Figure record listings:
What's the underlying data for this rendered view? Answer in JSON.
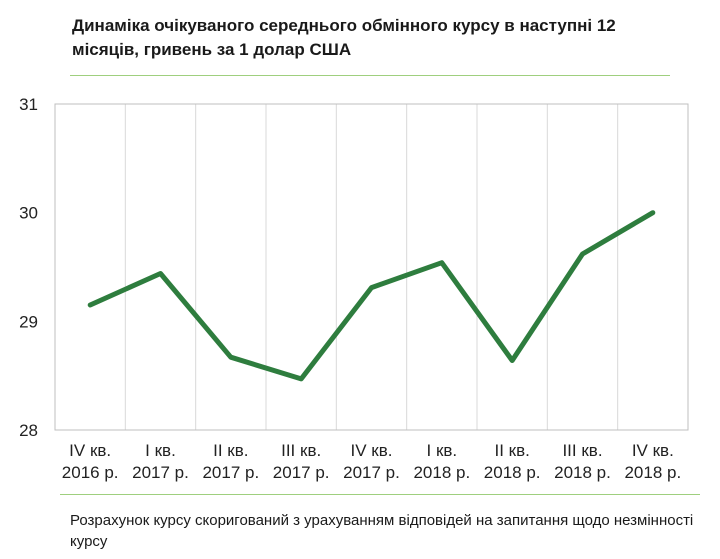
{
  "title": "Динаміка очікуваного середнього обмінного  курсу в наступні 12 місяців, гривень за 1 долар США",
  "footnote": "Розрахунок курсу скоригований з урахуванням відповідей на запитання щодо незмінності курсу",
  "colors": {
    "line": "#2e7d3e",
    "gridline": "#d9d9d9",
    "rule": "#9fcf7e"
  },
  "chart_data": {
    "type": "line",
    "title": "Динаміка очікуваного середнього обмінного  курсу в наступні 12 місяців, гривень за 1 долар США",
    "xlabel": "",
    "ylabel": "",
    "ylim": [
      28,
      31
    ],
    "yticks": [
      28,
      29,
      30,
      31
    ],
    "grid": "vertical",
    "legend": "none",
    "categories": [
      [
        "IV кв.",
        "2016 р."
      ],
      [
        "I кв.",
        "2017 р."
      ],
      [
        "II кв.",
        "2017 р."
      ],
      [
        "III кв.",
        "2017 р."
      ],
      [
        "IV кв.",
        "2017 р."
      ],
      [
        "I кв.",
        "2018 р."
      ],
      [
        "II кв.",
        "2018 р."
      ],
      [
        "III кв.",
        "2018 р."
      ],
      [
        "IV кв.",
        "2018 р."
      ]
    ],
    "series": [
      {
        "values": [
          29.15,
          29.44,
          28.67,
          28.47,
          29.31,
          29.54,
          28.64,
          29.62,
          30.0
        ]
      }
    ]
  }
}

* * *

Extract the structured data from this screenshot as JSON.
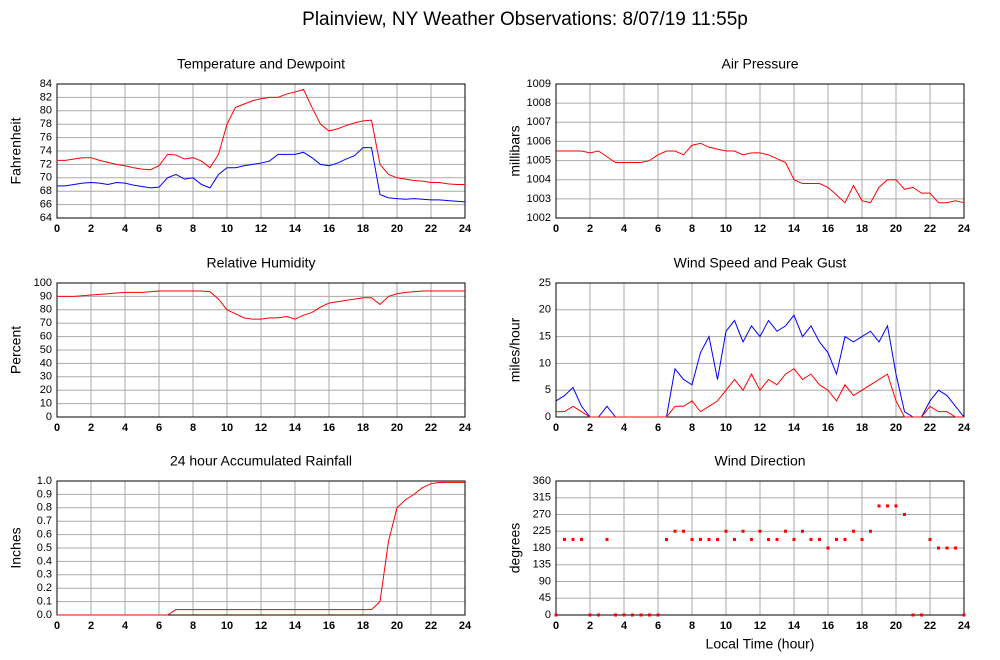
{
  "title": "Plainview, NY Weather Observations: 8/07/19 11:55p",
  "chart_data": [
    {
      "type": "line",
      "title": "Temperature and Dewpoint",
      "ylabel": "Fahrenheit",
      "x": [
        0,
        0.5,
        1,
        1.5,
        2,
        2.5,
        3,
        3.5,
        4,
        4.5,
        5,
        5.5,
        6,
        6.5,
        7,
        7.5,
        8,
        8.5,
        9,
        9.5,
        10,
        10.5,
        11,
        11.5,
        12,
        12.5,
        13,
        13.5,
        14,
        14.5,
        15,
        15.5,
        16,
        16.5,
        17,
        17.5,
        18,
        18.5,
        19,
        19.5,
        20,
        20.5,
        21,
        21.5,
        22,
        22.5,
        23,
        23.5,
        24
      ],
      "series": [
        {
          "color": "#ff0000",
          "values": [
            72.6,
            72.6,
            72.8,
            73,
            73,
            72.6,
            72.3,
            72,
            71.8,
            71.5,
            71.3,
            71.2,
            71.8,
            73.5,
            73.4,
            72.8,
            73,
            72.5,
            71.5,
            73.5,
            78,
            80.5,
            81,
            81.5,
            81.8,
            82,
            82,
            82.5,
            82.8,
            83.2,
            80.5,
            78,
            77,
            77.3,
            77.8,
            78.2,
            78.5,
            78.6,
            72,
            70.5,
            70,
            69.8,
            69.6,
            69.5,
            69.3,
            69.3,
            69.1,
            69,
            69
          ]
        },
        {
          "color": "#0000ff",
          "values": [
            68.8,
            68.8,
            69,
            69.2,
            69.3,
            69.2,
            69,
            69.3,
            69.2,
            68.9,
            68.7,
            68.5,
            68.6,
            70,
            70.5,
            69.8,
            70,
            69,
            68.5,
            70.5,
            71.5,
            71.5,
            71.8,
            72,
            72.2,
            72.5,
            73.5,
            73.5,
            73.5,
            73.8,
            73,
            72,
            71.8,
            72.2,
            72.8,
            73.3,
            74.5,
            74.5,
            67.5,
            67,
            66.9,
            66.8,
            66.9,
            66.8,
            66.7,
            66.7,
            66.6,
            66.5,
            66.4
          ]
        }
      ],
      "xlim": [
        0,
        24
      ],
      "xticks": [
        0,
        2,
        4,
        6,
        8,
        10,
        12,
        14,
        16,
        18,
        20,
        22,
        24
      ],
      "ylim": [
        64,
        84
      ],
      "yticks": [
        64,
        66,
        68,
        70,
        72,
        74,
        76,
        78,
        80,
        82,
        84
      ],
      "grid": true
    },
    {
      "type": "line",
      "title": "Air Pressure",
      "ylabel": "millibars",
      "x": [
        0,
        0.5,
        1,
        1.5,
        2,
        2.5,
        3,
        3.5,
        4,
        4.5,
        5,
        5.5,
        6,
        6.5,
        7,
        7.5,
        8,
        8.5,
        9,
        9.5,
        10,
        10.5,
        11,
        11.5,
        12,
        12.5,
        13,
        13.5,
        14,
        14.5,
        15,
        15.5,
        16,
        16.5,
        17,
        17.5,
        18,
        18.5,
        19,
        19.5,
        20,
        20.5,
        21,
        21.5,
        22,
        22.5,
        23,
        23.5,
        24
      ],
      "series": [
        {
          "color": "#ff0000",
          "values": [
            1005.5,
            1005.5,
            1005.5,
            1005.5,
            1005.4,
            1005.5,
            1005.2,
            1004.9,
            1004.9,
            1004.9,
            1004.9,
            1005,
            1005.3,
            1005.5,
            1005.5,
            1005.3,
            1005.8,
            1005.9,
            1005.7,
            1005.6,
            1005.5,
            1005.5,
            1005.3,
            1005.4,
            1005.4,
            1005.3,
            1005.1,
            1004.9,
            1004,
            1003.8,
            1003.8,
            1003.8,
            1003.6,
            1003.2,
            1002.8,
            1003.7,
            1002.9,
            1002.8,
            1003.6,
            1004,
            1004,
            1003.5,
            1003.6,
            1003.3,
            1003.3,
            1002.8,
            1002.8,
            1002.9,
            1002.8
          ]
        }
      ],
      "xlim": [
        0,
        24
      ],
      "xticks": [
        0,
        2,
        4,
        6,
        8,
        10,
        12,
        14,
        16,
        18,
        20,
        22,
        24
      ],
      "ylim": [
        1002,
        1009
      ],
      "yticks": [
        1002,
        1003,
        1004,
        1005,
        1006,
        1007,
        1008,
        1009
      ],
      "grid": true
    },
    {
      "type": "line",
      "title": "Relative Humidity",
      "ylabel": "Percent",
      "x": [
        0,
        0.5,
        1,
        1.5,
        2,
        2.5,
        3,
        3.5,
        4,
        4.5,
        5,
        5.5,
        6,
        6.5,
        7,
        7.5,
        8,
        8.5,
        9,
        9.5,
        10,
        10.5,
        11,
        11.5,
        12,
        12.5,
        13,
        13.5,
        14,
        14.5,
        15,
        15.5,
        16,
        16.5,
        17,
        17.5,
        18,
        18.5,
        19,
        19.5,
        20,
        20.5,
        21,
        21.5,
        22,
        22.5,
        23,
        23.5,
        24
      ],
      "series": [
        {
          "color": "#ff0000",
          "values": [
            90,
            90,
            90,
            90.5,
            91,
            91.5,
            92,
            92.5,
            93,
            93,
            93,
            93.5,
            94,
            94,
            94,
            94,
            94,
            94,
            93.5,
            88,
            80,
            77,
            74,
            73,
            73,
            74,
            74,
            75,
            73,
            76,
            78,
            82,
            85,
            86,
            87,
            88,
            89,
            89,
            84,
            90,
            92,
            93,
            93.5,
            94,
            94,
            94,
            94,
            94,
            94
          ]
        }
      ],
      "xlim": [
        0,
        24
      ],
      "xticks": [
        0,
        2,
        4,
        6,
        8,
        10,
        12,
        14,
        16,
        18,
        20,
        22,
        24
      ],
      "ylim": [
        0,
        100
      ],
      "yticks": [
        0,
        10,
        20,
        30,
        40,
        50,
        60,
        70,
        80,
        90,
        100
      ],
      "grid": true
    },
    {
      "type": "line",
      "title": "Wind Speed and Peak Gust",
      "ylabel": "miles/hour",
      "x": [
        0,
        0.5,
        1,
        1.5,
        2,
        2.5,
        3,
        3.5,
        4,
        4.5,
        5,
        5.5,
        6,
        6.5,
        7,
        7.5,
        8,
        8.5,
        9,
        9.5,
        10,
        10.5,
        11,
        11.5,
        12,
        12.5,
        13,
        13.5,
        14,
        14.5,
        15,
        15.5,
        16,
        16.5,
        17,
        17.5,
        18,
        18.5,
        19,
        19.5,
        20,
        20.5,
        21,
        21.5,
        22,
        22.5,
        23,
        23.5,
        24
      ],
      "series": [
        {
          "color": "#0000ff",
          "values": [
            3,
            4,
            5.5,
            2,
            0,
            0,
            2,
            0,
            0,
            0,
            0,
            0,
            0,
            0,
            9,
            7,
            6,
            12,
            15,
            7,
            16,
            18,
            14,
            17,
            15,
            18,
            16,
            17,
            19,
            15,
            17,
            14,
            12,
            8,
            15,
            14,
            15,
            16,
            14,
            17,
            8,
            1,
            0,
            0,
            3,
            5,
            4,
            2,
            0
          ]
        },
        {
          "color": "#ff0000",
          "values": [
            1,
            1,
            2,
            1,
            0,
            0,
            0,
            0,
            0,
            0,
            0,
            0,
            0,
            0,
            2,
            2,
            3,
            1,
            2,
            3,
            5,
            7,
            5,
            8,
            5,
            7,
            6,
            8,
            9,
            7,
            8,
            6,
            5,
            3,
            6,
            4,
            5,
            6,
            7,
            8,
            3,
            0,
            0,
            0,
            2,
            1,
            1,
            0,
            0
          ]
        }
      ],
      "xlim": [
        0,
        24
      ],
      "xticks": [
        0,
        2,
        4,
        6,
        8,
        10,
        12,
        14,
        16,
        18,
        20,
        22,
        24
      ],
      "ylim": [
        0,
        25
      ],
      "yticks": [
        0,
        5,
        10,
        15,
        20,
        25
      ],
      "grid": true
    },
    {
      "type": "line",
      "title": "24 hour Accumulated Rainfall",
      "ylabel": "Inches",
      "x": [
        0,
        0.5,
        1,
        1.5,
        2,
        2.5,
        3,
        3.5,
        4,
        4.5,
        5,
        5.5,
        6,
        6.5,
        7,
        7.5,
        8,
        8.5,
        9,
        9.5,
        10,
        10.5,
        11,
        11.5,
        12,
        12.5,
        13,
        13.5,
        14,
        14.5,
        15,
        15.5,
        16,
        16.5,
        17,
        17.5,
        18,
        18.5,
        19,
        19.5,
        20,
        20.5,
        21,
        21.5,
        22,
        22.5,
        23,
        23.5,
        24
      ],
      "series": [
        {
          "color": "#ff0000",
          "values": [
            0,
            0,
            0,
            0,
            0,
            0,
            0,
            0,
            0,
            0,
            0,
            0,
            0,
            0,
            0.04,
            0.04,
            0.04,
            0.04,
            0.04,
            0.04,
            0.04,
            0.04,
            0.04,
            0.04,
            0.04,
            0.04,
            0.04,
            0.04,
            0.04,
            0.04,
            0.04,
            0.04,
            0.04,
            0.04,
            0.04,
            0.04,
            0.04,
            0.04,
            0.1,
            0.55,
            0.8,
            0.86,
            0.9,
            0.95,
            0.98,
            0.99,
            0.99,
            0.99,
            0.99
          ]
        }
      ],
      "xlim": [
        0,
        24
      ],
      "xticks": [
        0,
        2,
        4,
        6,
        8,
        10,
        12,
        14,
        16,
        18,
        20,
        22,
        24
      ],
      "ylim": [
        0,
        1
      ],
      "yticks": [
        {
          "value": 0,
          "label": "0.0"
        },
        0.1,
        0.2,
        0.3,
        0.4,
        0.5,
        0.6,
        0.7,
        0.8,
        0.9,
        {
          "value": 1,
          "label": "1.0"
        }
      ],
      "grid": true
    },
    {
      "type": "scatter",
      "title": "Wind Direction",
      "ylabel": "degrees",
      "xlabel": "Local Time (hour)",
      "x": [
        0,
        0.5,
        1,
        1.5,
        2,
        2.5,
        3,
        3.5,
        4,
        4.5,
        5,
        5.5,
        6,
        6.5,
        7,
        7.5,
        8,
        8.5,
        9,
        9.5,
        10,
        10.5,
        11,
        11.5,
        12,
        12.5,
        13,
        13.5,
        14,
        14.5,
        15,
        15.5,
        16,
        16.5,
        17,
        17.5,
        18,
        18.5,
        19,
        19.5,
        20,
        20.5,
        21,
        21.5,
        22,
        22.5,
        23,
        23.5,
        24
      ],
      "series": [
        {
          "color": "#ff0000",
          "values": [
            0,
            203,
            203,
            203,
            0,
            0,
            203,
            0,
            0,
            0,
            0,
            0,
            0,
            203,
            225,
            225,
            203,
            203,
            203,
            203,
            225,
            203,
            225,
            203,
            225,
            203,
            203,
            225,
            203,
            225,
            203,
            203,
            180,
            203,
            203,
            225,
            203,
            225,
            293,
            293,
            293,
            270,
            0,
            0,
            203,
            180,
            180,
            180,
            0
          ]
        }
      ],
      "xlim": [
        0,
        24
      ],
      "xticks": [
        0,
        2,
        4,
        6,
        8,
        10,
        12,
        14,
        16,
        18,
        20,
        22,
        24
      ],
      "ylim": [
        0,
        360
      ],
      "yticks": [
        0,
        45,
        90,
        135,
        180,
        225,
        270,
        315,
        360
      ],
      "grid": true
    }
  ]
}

* * *

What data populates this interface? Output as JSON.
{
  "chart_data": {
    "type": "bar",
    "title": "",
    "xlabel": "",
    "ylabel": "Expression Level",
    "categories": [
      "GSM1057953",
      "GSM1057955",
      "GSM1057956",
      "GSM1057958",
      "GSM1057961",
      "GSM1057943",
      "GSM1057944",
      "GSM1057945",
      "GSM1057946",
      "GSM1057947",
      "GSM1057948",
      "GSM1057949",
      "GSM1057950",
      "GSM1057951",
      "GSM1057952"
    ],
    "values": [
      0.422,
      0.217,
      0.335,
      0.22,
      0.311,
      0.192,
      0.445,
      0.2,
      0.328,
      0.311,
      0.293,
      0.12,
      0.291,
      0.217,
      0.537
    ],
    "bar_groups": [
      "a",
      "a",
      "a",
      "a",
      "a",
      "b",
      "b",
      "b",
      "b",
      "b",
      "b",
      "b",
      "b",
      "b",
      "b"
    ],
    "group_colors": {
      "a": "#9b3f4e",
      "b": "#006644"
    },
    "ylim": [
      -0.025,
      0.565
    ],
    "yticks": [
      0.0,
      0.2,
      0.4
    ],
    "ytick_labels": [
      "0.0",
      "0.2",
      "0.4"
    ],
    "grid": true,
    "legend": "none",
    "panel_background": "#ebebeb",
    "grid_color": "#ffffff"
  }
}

> TASK GOAL:
Search the data above for the string "долар" and copy each line that has it.

> IN RESPONSE:
  "title": "Динаміка очікуваного середнього обмінного  курсу в наступні 12 місяців, гривень за 1 долар США",
    "title": "Динаміка очікуваного середнього обмінного  курсу в наступні 12 місяців, гривень за 1 долар США",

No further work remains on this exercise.